_Task requirements_.
Filter the entries that follow, copying every line in which the word "this" appears.

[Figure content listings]
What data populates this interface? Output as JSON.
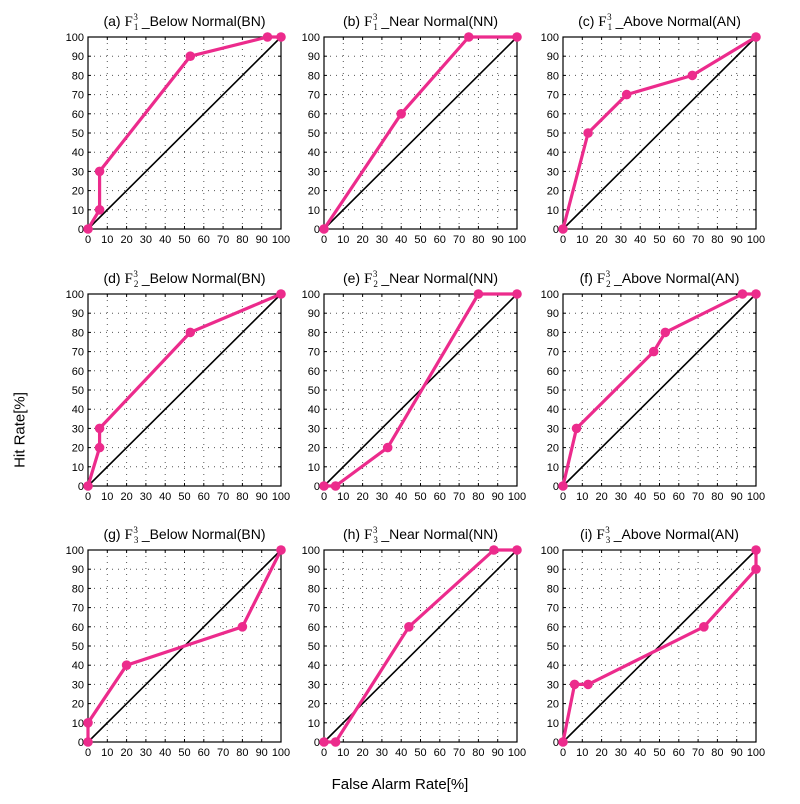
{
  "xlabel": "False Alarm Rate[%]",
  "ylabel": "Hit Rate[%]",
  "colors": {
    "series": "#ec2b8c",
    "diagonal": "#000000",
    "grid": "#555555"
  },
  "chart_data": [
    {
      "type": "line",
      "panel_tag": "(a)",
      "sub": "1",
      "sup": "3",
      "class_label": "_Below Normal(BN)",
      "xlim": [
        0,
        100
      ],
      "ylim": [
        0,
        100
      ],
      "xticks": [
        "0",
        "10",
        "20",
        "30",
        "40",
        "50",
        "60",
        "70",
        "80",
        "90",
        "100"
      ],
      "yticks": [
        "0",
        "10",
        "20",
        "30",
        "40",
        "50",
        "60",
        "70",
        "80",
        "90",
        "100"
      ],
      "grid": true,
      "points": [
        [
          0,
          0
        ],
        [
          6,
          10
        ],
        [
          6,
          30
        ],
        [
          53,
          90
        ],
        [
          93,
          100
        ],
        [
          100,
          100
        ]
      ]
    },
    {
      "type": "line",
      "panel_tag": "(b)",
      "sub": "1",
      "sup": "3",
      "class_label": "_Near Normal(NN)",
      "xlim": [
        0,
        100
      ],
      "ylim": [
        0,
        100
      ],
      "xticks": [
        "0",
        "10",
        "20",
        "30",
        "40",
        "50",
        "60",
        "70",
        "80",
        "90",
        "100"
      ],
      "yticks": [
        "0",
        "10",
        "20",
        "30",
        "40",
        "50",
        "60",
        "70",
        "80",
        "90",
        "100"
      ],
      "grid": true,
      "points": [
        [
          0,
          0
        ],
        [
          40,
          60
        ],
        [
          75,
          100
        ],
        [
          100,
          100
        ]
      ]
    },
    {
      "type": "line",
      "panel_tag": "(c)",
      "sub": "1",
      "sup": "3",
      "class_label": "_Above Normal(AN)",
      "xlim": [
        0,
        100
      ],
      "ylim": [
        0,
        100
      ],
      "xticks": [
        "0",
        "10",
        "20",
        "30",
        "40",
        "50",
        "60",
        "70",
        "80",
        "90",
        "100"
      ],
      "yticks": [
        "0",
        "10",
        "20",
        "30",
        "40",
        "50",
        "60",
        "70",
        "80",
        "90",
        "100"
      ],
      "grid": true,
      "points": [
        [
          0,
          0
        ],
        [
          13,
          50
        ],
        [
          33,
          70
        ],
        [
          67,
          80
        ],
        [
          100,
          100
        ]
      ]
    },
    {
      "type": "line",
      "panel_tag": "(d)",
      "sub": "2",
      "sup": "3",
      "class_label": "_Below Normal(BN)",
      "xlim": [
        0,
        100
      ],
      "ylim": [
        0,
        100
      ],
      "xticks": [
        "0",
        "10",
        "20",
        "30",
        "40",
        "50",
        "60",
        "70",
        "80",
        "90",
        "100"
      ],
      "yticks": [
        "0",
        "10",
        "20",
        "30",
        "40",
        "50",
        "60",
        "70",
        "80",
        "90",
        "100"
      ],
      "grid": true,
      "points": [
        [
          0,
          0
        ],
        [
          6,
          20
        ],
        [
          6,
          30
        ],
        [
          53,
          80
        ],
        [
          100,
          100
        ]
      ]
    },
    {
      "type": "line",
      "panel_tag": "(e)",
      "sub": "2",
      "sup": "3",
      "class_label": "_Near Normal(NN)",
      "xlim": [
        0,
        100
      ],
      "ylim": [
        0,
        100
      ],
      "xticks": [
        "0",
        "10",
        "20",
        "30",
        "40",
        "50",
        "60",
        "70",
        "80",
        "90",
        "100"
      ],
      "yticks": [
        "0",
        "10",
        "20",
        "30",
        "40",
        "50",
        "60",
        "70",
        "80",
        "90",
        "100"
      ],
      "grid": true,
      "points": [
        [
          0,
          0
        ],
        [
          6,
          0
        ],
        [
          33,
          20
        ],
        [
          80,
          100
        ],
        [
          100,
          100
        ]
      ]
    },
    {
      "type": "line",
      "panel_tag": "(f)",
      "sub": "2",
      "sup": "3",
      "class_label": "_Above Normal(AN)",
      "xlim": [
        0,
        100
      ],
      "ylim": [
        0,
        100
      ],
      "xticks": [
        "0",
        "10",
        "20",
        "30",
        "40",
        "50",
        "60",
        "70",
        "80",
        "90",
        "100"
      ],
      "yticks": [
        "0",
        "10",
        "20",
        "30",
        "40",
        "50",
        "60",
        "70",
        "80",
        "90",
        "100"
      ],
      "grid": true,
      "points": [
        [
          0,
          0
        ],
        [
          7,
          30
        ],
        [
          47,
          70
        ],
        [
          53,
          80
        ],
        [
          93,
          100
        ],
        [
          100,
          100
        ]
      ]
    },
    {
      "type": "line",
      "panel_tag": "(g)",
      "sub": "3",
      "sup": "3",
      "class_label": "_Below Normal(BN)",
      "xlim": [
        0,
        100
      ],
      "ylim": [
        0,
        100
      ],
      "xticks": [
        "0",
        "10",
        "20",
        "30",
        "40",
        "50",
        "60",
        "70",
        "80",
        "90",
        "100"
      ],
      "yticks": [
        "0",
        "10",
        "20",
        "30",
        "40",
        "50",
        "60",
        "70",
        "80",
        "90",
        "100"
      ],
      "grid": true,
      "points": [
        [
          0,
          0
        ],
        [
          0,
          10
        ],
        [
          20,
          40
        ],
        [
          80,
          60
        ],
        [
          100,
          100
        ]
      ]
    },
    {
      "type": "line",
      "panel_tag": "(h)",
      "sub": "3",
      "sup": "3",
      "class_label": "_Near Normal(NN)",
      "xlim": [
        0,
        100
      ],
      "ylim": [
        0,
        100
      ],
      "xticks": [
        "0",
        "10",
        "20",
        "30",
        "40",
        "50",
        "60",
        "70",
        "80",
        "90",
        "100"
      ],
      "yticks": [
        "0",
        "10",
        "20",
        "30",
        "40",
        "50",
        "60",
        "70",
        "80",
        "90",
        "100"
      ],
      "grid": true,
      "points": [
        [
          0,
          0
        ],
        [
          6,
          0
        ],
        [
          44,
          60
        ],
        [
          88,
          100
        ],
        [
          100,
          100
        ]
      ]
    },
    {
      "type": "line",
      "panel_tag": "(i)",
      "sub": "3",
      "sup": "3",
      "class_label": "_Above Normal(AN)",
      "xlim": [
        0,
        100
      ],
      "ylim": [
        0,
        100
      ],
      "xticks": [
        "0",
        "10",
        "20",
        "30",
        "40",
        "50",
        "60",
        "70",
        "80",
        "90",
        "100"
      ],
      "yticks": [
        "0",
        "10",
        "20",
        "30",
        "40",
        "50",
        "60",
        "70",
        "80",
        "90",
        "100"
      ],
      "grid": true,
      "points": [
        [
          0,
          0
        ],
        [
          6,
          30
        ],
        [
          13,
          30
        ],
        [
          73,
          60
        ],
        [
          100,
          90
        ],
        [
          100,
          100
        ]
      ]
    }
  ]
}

==

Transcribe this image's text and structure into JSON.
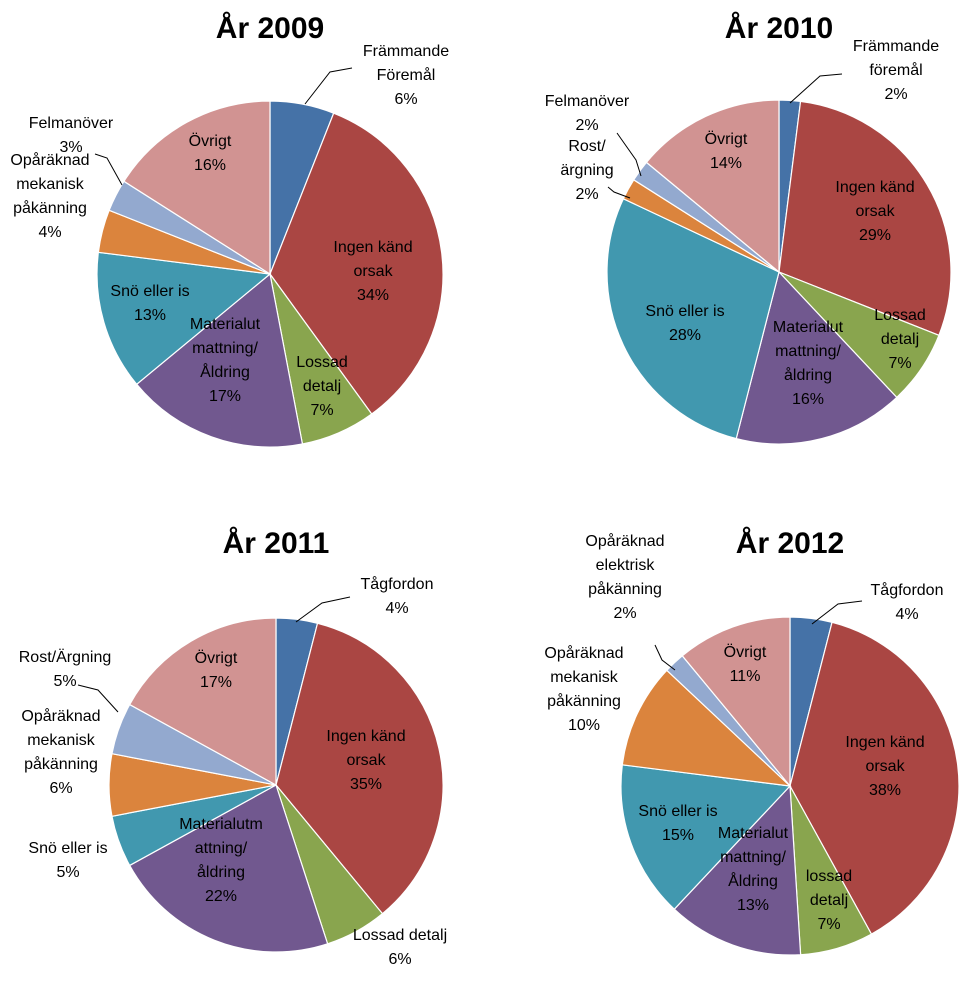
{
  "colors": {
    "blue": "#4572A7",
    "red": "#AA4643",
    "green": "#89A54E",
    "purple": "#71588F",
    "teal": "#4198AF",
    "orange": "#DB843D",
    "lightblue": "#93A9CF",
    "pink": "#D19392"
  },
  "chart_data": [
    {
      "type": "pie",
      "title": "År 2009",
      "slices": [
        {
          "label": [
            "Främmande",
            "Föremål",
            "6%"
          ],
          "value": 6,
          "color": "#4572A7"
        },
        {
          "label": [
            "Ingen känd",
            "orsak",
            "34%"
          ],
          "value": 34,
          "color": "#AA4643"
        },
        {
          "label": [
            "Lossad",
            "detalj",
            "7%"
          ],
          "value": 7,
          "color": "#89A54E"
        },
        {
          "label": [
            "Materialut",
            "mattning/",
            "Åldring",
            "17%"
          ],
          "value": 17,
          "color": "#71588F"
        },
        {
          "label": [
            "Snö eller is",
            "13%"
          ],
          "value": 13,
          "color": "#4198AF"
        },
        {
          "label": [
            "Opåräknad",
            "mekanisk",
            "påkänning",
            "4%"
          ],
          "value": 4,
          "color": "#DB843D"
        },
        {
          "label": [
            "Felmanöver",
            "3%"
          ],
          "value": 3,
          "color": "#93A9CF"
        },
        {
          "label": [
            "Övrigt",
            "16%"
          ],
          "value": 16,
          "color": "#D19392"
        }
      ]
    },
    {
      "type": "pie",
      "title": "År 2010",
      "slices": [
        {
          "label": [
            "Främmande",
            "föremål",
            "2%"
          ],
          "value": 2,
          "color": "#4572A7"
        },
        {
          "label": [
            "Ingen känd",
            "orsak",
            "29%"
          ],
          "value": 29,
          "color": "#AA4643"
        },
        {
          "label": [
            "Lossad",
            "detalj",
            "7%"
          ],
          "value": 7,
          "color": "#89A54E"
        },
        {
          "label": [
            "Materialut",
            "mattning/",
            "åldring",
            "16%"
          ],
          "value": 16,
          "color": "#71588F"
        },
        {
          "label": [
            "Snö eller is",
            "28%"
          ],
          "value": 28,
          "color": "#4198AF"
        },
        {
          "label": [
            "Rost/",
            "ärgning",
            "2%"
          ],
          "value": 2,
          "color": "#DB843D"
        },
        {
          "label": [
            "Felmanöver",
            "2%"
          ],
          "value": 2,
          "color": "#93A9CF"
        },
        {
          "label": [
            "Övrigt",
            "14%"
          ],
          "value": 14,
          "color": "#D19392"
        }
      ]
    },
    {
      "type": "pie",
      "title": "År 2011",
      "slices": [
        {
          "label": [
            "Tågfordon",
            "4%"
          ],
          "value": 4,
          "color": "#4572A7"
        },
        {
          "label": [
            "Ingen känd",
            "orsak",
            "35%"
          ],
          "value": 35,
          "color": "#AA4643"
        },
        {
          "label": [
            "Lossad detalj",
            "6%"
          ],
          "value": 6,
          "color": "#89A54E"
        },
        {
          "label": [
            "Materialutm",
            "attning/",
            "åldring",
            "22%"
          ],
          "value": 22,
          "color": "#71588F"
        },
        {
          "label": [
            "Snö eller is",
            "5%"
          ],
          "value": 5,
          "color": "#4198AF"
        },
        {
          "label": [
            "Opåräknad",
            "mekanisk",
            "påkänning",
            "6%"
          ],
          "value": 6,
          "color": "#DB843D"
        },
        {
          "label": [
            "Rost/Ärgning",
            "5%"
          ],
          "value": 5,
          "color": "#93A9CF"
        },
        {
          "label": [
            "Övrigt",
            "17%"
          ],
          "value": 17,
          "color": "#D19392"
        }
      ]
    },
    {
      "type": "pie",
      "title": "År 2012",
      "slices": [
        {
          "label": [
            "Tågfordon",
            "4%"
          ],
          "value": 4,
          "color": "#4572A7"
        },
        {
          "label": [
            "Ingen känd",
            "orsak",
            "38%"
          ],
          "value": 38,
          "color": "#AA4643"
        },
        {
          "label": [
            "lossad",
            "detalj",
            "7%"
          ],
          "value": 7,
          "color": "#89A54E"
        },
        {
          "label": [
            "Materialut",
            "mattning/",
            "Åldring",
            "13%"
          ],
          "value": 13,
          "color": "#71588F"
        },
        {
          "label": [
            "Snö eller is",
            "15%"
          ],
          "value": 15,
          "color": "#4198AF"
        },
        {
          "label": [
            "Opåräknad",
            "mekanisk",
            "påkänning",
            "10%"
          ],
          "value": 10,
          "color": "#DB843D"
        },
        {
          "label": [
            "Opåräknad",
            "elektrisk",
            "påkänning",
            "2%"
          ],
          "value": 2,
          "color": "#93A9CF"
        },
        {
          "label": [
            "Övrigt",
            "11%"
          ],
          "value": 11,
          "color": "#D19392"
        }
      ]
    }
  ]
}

--

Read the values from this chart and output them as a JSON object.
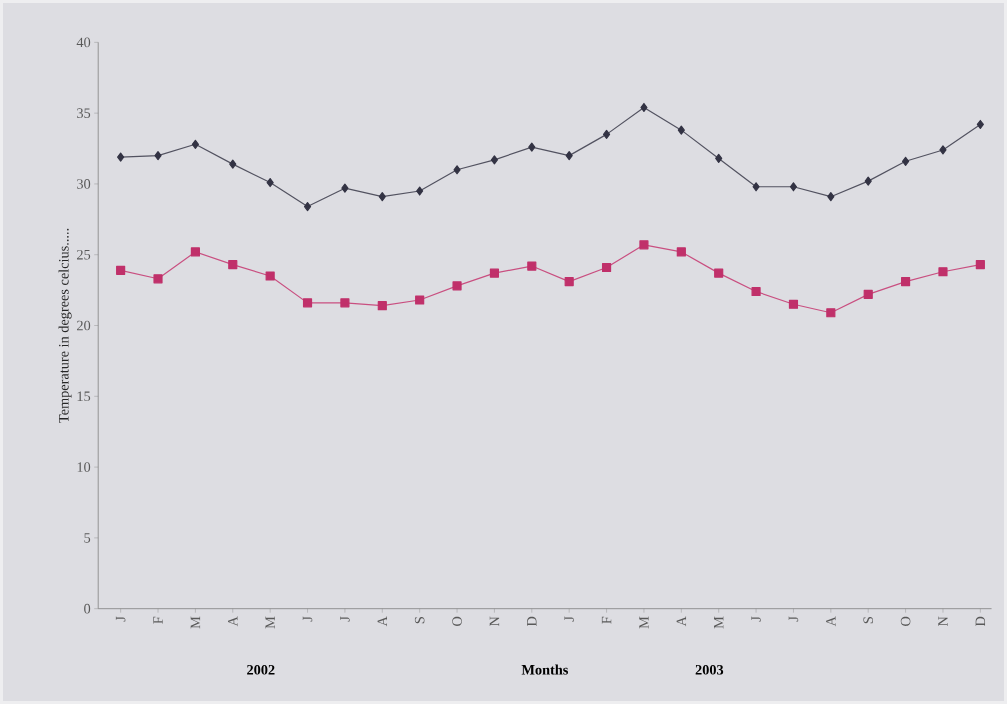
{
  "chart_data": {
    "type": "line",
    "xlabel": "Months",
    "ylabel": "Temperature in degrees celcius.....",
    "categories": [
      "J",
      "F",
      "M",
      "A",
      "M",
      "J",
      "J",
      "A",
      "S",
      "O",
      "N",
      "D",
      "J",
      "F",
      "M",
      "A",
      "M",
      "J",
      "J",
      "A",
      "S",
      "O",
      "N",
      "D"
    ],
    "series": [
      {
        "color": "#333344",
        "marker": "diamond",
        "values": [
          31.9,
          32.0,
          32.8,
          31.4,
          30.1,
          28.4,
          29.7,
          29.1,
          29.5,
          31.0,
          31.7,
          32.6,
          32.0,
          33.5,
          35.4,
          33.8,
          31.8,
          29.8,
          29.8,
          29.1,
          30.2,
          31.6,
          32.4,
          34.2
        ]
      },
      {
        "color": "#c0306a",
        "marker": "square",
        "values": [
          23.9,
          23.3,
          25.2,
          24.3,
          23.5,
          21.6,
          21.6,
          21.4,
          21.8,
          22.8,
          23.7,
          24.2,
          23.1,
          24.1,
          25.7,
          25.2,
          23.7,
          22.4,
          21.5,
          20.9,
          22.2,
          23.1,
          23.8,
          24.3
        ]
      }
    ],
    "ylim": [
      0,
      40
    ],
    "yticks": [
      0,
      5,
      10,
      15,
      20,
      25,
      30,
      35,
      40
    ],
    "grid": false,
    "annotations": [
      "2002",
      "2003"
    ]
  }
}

_Complete output_.
What data populates this interface? Output as JSON.
Transcribe this image's text and structure into JSON.
Read the values from this chart and output them as a JSON object.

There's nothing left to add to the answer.